• **TASK**: Write out each line that follows exactly as it stands, without the pictures.

• **DATASET EXTRACT**:
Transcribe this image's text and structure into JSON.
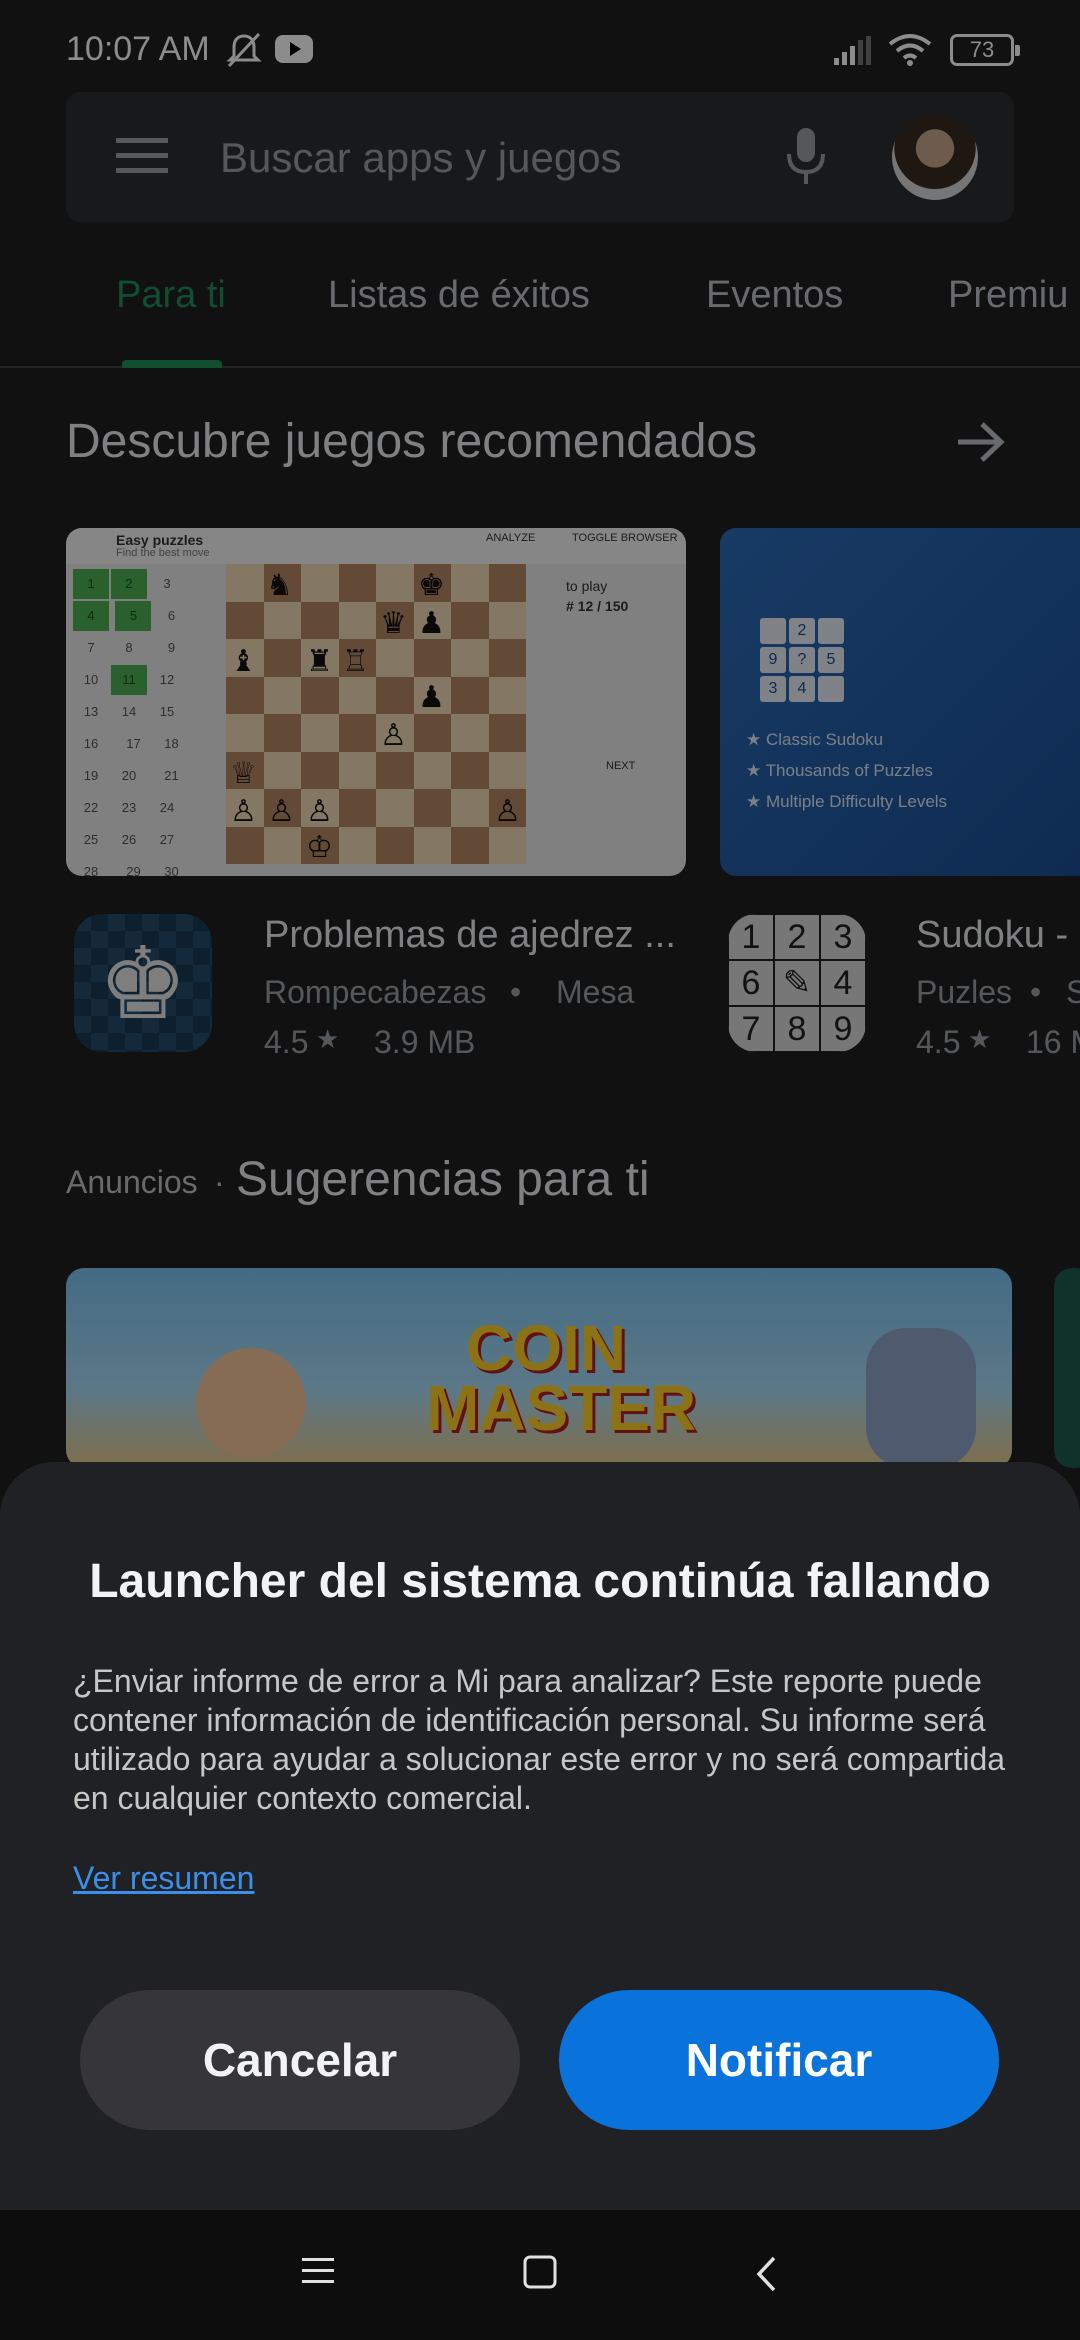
{
  "status_bar": {
    "time": "10:07 AM",
    "battery": "73",
    "icons": [
      "mute-notifications-icon",
      "youtube-icon",
      "signal-icon",
      "wifi-icon",
      "battery-icon"
    ]
  },
  "search": {
    "placeholder": "Buscar apps y juegos",
    "icons": [
      "menu-icon",
      "mic-icon",
      "avatar"
    ]
  },
  "tabs": [
    {
      "label": "Para ti",
      "active": true
    },
    {
      "label": "Listas de éxitos",
      "active": false
    },
    {
      "label": "Eventos",
      "active": false
    },
    {
      "label": "Premiu",
      "active": false
    }
  ],
  "section_recommended": {
    "title": "Descubre juegos recomendados",
    "chess_banner": {
      "header_title": "Easy puzzles",
      "header_sub": "Find the best move",
      "analyze": "ANALYZE",
      "toggle": "TOGGLE BROWSER",
      "to_play": "to play",
      "counter": "# 12 / 150",
      "next": "NEXT"
    },
    "sudoku_banner": {
      "features": [
        "★ Classic Sudoku",
        "★ Thousands of Puzzles",
        "★ Multiple Difficulty Levels"
      ]
    },
    "apps": [
      {
        "title": "Problemas de ajedrez ...",
        "category": "Rompecabezas",
        "subcategory": "Mesa",
        "rating": "4.5",
        "size": "3.9 MB"
      },
      {
        "title": "Sudoku -",
        "category": "Puzles",
        "subcategory": "S",
        "rating": "4.5",
        "size": "16 M"
      }
    ]
  },
  "section_ads": {
    "label": "Anuncios",
    "separator": "·",
    "title": "Sugerencias para ti",
    "banner_title_1": "COIN",
    "banner_title_2": "MASTER"
  },
  "dialog": {
    "title": "Launcher del sistema continúa fallando",
    "body": "¿Enviar informe de error a Mi para analizar? Este reporte puede contener información de identificación personal. Su informe será utilizado para ayudar a solucionar este error y no será compartida en cualquier contexto comercial.",
    "link": "Ver resumen",
    "cancel": "Cancelar",
    "notify": "Notificar"
  },
  "colors": {
    "accent_green": "#1e8e5a",
    "primary_blue": "#0a73db",
    "link_blue": "#3b8eea"
  }
}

• **RESPONSE**:
Transcribe this image's text and structure into JSON.
{
  "status_bar": {
    "time": "10:07 AM",
    "battery": "73",
    "icons": [
      "mute-notifications-icon",
      "youtube-icon",
      "signal-icon",
      "wifi-icon",
      "battery-icon"
    ]
  },
  "search": {
    "placeholder": "Buscar apps y juegos",
    "icons": [
      "menu-icon",
      "mic-icon",
      "avatar"
    ]
  },
  "tabs": [
    {
      "label": "Para ti",
      "active": true
    },
    {
      "label": "Listas de éxitos",
      "active": false
    },
    {
      "label": "Eventos",
      "active": false
    },
    {
      "label": "Premiu",
      "active": false
    }
  ],
  "section_recommended": {
    "title": "Descubre juegos recomendados",
    "chess_banner": {
      "header_title": "Easy puzzles",
      "header_sub": "Find the best move",
      "analyze": "ANALYZE",
      "toggle": "TOGGLE BROWSER",
      "to_play": "to play",
      "counter": "# 12 / 150",
      "next": "NEXT"
    },
    "sudoku_banner": {
      "features": [
        "★ Classic Sudoku",
        "★ Thousands of Puzzles",
        "★ Multiple Difficulty Levels"
      ]
    },
    "apps": [
      {
        "title": "Problemas de ajedrez ...",
        "category": "Rompecabezas",
        "subcategory": "Mesa",
        "rating": "4.5",
        "size": "3.9 MB"
      },
      {
        "title": "Sudoku -",
        "category": "Puzles",
        "subcategory": "S",
        "rating": "4.5",
        "size": "16 M"
      }
    ]
  },
  "section_ads": {
    "label": "Anuncios",
    "separator": "·",
    "title": "Sugerencias para ti",
    "banner_title_1": "COIN",
    "banner_title_2": "MASTER"
  },
  "dialog": {
    "title": "Launcher del sistema continúa fallando",
    "body": "¿Enviar informe de error a Mi para analizar? Este reporte puede contener información de identificación personal. Su informe será utilizado para ayudar a solucionar este error y no será compartida en cualquier contexto comercial.",
    "link": "Ver resumen",
    "cancel": "Cancelar",
    "notify": "Notificar"
  },
  "colors": {
    "accent_green": "#1e8e5a",
    "primary_blue": "#0a73db",
    "link_blue": "#3b8eea"
  }
}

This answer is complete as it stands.